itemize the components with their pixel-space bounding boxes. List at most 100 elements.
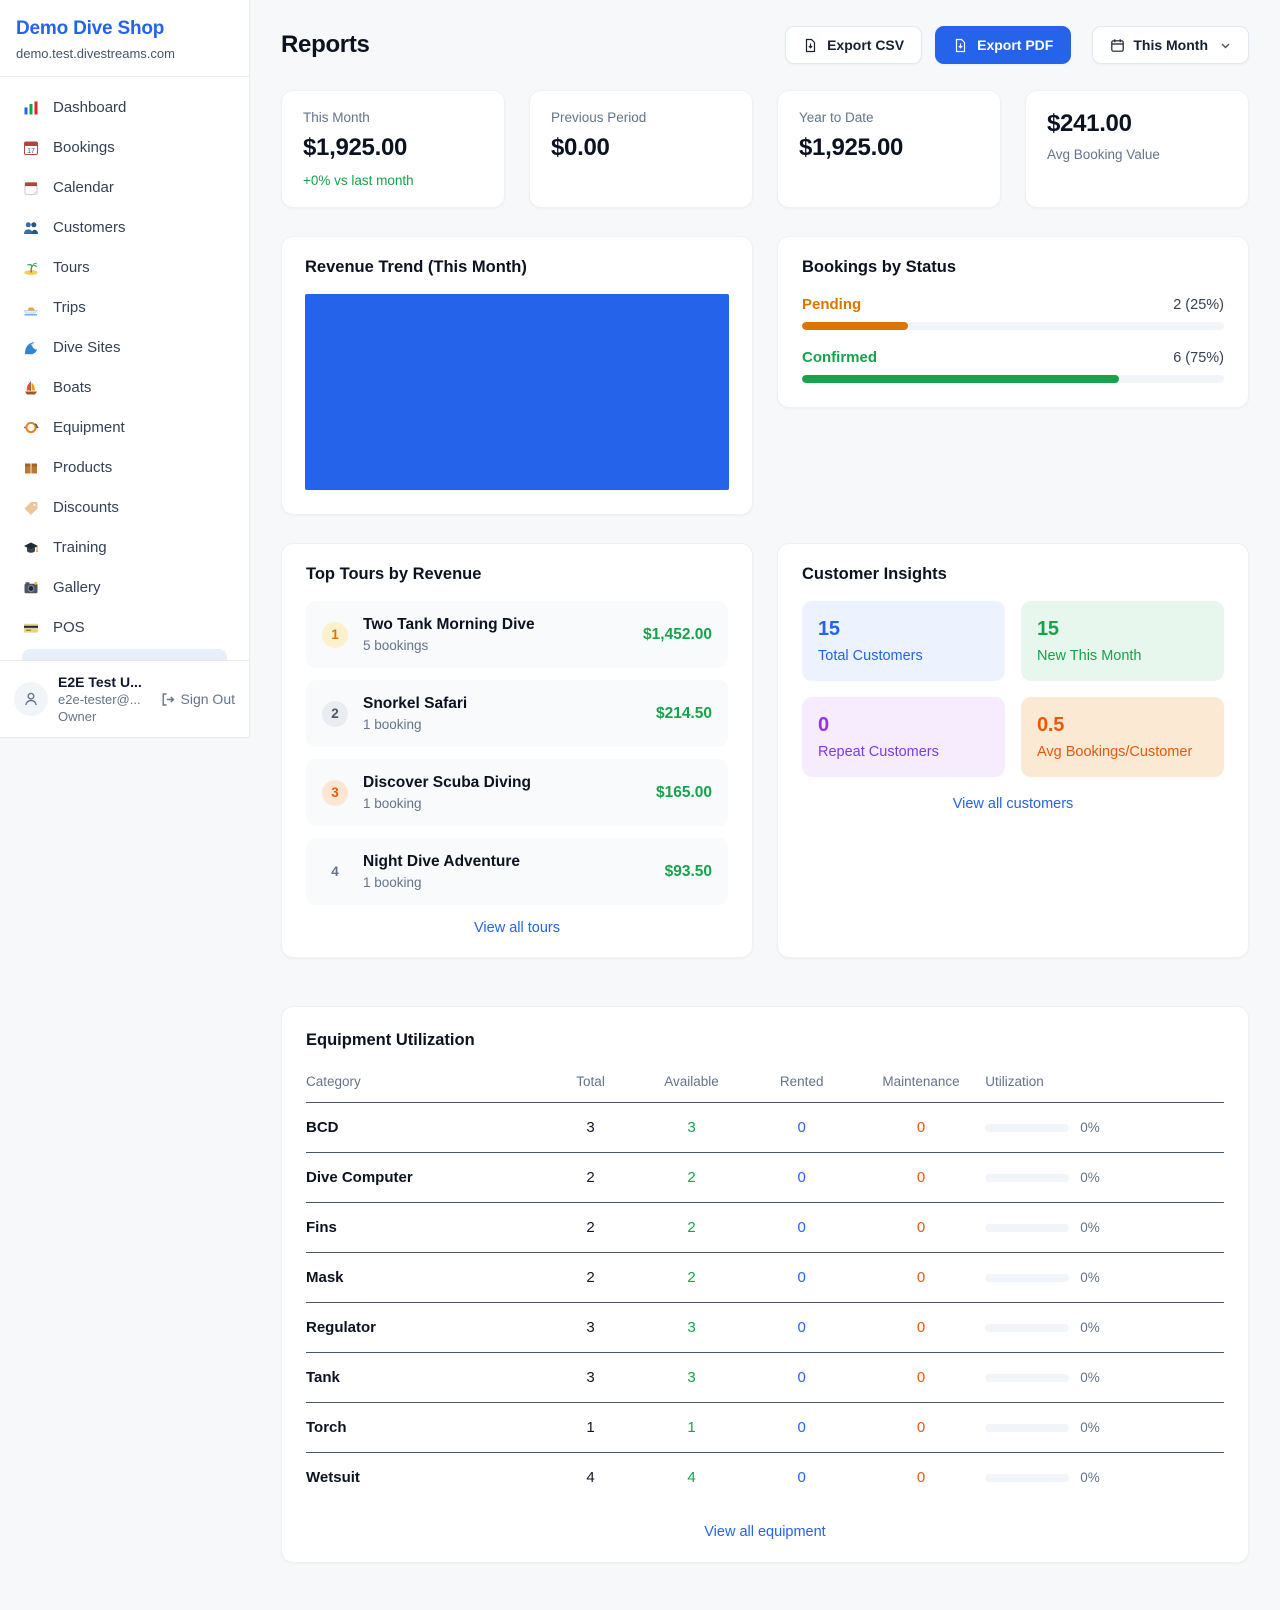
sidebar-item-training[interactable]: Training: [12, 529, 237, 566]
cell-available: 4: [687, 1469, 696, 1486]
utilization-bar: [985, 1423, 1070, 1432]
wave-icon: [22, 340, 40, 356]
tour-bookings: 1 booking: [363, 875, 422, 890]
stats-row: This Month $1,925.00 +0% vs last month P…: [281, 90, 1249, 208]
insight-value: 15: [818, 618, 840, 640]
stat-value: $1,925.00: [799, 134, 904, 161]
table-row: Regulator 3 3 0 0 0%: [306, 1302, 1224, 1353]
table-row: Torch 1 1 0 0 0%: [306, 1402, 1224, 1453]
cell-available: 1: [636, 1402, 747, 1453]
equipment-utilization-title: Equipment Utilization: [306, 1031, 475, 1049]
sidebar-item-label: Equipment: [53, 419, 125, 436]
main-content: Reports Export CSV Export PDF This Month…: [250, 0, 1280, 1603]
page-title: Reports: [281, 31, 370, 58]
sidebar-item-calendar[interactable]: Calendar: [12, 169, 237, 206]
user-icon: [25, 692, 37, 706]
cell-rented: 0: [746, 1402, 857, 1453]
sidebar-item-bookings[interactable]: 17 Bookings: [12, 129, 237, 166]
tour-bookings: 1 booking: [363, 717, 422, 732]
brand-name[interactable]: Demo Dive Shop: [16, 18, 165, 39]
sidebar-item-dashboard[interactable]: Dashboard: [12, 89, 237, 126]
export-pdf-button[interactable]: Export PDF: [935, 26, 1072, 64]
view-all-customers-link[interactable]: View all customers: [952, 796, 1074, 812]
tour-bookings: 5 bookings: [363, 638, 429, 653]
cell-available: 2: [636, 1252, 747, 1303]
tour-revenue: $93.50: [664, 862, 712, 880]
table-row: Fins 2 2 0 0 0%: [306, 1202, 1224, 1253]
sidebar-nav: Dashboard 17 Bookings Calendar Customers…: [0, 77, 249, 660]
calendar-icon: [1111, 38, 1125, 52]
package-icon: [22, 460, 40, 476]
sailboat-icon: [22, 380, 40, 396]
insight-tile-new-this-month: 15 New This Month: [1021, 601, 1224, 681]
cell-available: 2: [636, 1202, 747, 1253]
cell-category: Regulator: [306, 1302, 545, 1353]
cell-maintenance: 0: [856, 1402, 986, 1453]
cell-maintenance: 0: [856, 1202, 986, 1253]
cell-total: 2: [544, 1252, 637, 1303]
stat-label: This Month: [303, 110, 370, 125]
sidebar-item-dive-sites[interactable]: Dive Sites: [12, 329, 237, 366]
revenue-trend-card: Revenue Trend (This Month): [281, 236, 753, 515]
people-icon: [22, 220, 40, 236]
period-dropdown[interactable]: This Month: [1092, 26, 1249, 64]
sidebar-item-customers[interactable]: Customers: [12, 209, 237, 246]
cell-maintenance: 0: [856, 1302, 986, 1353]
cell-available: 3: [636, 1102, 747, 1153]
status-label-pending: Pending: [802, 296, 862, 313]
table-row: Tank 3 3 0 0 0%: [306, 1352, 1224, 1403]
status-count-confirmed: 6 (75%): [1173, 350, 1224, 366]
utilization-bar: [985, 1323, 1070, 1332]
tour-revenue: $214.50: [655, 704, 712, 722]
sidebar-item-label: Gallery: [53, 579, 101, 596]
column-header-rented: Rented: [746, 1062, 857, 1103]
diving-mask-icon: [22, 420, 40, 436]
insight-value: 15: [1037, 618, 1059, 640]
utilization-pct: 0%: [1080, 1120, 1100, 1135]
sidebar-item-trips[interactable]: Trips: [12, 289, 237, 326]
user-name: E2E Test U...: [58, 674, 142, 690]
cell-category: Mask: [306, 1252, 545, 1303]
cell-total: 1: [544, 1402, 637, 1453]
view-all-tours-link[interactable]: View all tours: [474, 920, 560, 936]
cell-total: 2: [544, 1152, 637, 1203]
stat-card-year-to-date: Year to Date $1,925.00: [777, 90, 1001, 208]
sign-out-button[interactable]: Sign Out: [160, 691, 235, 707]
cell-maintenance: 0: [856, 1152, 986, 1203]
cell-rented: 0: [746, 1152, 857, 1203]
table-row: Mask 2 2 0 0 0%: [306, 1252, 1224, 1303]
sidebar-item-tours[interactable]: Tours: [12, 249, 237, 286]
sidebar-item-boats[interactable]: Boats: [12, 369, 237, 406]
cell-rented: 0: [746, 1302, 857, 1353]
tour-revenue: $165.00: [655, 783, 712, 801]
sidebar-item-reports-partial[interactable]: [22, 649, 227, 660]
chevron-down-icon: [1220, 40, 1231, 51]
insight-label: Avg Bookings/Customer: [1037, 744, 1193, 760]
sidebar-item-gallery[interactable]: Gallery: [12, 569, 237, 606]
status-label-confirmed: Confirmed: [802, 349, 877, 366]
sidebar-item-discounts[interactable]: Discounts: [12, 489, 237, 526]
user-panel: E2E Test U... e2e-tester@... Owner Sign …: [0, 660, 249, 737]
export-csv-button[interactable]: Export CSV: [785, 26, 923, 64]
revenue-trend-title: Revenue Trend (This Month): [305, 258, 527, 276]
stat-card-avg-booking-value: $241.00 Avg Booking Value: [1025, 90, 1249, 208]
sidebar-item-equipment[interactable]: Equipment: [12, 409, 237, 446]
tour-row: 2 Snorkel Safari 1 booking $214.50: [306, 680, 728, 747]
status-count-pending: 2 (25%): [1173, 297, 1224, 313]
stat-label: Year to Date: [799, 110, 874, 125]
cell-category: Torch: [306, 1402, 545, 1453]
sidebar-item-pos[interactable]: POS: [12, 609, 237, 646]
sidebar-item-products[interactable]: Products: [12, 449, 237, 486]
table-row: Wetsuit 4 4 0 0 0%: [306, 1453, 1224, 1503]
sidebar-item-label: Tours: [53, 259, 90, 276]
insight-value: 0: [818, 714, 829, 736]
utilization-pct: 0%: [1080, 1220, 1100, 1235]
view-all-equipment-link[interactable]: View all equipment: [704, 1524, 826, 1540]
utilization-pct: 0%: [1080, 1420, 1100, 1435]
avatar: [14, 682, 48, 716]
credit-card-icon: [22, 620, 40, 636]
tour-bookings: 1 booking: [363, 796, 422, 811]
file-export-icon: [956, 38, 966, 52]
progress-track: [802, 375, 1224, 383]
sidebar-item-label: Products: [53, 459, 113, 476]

■ Instructions to follow
Copy every line of the listing above word for word, leaving out the picture.

■ Task result
itemize the components with their pixel-space bounding boxes. List at most 100 elements.
sidebar-item-training[interactable]: Training: [12, 529, 237, 566]
cell-available: 4: [687, 1469, 696, 1486]
utilization-bar: [985, 1423, 1070, 1432]
wave-icon: [22, 340, 40, 356]
tour-bookings: 1 booking: [363, 875, 422, 890]
stats-row: This Month $1,925.00 +0% vs last month P…: [281, 90, 1249, 208]
insight-value: 15: [818, 618, 840, 640]
stat-value: $1,925.00: [799, 134, 904, 161]
table-row: Regulator 3 3 0 0 0%: [306, 1302, 1224, 1353]
table-row: Torch 1 1 0 0 0%: [306, 1402, 1224, 1453]
cell-available: 1: [636, 1402, 747, 1453]
equipment-utilization-title: Equipment Utilization: [306, 1031, 475, 1049]
sidebar-item-label: Equipment: [53, 419, 125, 436]
main-content: Reports Export CSV Export PDF This Month…: [250, 0, 1280, 1603]
page-title: Reports: [281, 31, 370, 58]
sidebar-item-calendar[interactable]: Calendar: [12, 169, 237, 206]
user-icon: [25, 692, 37, 706]
cell-rented: 0: [746, 1402, 857, 1453]
sidebar-item-bookings[interactable]: 17 Bookings: [12, 129, 237, 166]
tour-bookings: 1 booking: [363, 717, 422, 732]
brand-name[interactable]: Demo Dive Shop: [16, 18, 165, 39]
sidebar-item-dashboard[interactable]: Dashboard: [12, 89, 237, 126]
export-pdf-button[interactable]: Export PDF: [935, 26, 1072, 64]
view-all-customers-link[interactable]: View all customers: [952, 796, 1074, 812]
tour-bookings: 5 bookings: [363, 638, 429, 653]
cell-available: 2: [636, 1252, 747, 1303]
tour-revenue: $93.50: [664, 862, 712, 880]
table-row: Fins 2 2 0 0 0%: [306, 1202, 1224, 1253]
sidebar-nav: Dashboard 17 Bookings Calendar Customers…: [0, 77, 249, 660]
calendar-icon: [1111, 38, 1125, 52]
package-icon: [22, 460, 40, 476]
sailboat-icon: [22, 380, 40, 396]
insight-tile-new-this-month: 15 New This Month: [1021, 601, 1224, 681]
cell-available: 2: [636, 1202, 747, 1253]
cell-category: Regulator: [306, 1302, 545, 1353]
cell-maintenance: 0: [856, 1402, 986, 1453]
cell-maintenance: 0: [856, 1202, 986, 1253]
cell-total: 2: [544, 1252, 637, 1303]
stat-label: This Month: [303, 110, 370, 125]
sidebar-item-dive-sites[interactable]: Dive Sites: [12, 329, 237, 366]
revenue-trend-card: Revenue Trend (This Month): [281, 236, 753, 515]
people-icon: [22, 220, 40, 236]
period-dropdown[interactable]: This Month: [1092, 26, 1249, 64]
sidebar-item-customers[interactable]: Customers: [12, 209, 237, 246]
cell-maintenance: 0: [856, 1302, 986, 1353]
cell-available: 3: [636, 1102, 747, 1153]
status-label-pending: Pending: [802, 296, 862, 313]
table-row: Tank 3 3 0 0 0%: [306, 1352, 1224, 1403]
status-count-confirmed: 6 (75%): [1173, 350, 1224, 366]
utilization-bar: [985, 1323, 1070, 1332]
tour-revenue: $214.50: [655, 704, 712, 722]
sidebar-item-label: Gallery: [53, 579, 101, 596]
column-header-rented: Rented: [746, 1062, 857, 1103]
diving-mask-icon: [22, 420, 40, 436]
insight-value: 15: [1037, 618, 1059, 640]
utilization-pct: 0%: [1080, 1120, 1100, 1135]
sidebar-item-trips[interactable]: Trips: [12, 289, 237, 326]
user-name: E2E Test U...: [58, 674, 142, 690]
cell-category: Mask: [306, 1252, 545, 1303]
cell-total: 1: [544, 1402, 637, 1453]
view-all-tours-link[interactable]: View all tours: [474, 920, 560, 936]
cell-total: 2: [544, 1152, 637, 1203]
stat-card-year-to-date: Year to Date $1,925.00: [777, 90, 1001, 208]
sign-out-button[interactable]: Sign Out: [160, 691, 235, 707]
cell-maintenance: 0: [856, 1152, 986, 1203]
cell-rented: 0: [746, 1152, 857, 1203]
table-row: Mask 2 2 0 0 0%: [306, 1252, 1224, 1303]
sidebar-item-tours[interactable]: Tours: [12, 249, 237, 286]
sidebar-item-boats[interactable]: Boats: [12, 369, 237, 406]
cell-rented: 0: [746, 1302, 857, 1353]
tour-revenue: $165.00: [655, 783, 712, 801]
sidebar-item-reports-partial[interactable]: [22, 649, 227, 660]
chevron-down-icon: [1220, 40, 1231, 51]
insight-label: Avg Bookings/Customer: [1037, 744, 1193, 760]
sidebar-item-gallery[interactable]: Gallery: [12, 569, 237, 606]
status-label-confirmed: Confirmed: [802, 349, 877, 366]
sidebar-item-discounts[interactable]: Discounts: [12, 489, 237, 526]
user-panel: E2E Test U... e2e-tester@... Owner Sign …: [0, 660, 249, 737]
export-csv-button[interactable]: Export CSV: [785, 26, 923, 64]
revenue-trend-title: Revenue Trend (This Month): [305, 258, 527, 276]
stat-card-avg-booking-value: $241.00 Avg Booking Value: [1025, 90, 1249, 208]
sidebar-item-equipment[interactable]: Equipment: [12, 409, 237, 446]
tour-row: 2 Snorkel Safari 1 booking $214.50: [306, 680, 728, 747]
status-count-pending: 2 (25%): [1173, 297, 1224, 313]
stat-label: Year to Date: [799, 110, 874, 125]
cell-category: Torch: [306, 1402, 545, 1453]
sidebar-item-pos[interactable]: POS: [12, 609, 237, 646]
sidebar-item-products[interactable]: Products: [12, 449, 237, 486]
table-row: Wetsuit 4 4 0 0 0%: [306, 1453, 1224, 1503]
sidebar-item-label: Tours: [53, 259, 90, 276]
insight-value: 0: [818, 714, 829, 736]
utilization-pct: 0%: [1080, 1220, 1100, 1235]
view-all-equipment-link[interactable]: View all equipment: [704, 1524, 826, 1540]
utilization-pct: 0%: [1080, 1420, 1100, 1435]
avatar: [14, 682, 48, 716]
credit-card-icon: [22, 620, 40, 636]
tour-bookings: 1 booking: [363, 796, 422, 811]
file-export-icon: [956, 38, 966, 52]
progress-track: [802, 375, 1224, 383]
sidebar-item-label: Products: [53, 459, 113, 476]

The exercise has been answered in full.